Problem to work on: Report, as a bare number, how many lines contain the string "正确答案".

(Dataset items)
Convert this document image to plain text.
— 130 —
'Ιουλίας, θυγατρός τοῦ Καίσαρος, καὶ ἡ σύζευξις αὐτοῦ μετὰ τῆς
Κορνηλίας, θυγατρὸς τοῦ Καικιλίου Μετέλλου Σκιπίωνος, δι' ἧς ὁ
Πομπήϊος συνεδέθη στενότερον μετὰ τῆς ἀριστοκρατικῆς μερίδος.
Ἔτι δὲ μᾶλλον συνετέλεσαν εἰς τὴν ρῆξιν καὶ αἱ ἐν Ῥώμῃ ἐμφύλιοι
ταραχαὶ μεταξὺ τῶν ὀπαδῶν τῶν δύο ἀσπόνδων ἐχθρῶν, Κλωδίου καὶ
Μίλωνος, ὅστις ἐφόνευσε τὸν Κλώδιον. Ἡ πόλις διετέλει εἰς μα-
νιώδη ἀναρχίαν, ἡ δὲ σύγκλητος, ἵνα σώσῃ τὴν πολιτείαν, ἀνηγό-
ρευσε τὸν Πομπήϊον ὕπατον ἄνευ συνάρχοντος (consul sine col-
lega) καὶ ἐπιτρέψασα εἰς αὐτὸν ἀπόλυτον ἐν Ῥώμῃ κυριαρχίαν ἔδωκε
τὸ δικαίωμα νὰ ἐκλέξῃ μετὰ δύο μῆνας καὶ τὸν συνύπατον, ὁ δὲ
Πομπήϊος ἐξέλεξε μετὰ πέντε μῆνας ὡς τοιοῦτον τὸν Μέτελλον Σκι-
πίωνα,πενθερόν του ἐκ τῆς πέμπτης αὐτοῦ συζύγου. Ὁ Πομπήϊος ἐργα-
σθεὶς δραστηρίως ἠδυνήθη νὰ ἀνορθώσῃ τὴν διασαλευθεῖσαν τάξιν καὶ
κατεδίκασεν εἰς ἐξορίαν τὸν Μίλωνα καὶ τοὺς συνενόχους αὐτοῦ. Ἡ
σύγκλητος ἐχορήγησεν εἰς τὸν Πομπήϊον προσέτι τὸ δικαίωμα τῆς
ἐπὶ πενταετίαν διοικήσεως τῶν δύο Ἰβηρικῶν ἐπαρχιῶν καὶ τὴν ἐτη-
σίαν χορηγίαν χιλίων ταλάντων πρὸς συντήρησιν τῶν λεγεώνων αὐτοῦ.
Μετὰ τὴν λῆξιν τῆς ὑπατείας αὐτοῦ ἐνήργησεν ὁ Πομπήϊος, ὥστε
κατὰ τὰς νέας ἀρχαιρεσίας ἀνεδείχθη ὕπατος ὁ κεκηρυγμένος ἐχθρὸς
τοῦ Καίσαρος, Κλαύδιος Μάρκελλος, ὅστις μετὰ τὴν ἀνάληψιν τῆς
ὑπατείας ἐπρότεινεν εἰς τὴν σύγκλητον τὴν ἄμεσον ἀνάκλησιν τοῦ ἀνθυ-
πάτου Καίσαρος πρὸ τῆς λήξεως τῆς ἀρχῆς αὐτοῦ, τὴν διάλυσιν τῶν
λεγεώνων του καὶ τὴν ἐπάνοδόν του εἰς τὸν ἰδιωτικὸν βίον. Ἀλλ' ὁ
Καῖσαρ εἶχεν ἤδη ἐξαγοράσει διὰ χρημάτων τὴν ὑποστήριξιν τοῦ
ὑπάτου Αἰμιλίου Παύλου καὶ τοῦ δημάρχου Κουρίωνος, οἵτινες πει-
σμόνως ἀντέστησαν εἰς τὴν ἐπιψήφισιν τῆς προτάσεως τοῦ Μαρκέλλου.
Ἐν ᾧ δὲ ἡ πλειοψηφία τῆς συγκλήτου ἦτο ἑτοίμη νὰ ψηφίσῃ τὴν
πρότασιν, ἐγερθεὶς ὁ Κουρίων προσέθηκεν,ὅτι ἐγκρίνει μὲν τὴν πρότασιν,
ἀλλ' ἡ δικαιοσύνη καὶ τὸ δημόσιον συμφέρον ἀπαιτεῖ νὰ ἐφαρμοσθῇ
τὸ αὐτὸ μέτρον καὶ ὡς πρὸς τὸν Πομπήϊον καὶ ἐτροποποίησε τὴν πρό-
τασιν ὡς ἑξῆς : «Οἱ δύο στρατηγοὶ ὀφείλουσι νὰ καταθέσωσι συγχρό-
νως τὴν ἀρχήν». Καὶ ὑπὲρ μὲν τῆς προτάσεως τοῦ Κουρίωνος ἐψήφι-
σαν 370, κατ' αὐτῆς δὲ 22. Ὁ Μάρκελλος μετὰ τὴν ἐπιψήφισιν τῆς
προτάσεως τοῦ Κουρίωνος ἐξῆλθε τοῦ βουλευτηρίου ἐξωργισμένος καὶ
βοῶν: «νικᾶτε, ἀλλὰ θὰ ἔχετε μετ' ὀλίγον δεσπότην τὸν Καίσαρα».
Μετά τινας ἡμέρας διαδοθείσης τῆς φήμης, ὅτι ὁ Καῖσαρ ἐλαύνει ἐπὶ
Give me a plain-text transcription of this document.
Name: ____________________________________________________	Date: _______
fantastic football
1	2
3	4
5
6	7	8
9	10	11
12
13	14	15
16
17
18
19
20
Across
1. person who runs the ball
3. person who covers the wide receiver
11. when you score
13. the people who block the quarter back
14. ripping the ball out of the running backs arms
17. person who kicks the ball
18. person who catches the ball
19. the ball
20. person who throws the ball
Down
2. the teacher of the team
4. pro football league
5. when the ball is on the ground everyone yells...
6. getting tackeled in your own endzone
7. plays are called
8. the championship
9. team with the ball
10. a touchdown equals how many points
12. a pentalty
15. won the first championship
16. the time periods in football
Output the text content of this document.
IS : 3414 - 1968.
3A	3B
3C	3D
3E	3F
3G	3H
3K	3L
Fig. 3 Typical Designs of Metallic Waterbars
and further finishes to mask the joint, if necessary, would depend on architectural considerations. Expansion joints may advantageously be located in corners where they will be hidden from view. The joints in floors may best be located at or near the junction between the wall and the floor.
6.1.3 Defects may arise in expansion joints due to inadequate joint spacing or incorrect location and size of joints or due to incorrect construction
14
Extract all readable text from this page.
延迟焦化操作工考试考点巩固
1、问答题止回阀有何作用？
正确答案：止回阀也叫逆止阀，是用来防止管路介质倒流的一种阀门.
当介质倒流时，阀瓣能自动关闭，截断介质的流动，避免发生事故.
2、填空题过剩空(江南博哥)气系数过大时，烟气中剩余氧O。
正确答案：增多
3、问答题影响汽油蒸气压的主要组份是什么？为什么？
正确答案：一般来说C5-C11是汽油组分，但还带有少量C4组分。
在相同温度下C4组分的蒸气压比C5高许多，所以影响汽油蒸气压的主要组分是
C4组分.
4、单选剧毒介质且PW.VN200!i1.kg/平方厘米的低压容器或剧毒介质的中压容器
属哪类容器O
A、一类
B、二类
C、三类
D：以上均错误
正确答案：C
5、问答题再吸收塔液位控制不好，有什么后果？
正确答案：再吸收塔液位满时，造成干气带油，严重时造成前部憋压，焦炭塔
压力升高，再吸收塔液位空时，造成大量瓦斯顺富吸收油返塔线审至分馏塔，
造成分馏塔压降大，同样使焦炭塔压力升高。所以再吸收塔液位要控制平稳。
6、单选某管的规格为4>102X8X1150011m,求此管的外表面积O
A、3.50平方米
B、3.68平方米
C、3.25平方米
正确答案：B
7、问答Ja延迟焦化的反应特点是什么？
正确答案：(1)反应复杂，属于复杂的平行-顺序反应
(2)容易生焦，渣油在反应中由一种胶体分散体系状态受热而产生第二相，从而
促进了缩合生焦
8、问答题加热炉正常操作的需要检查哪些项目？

Finished exercise: 7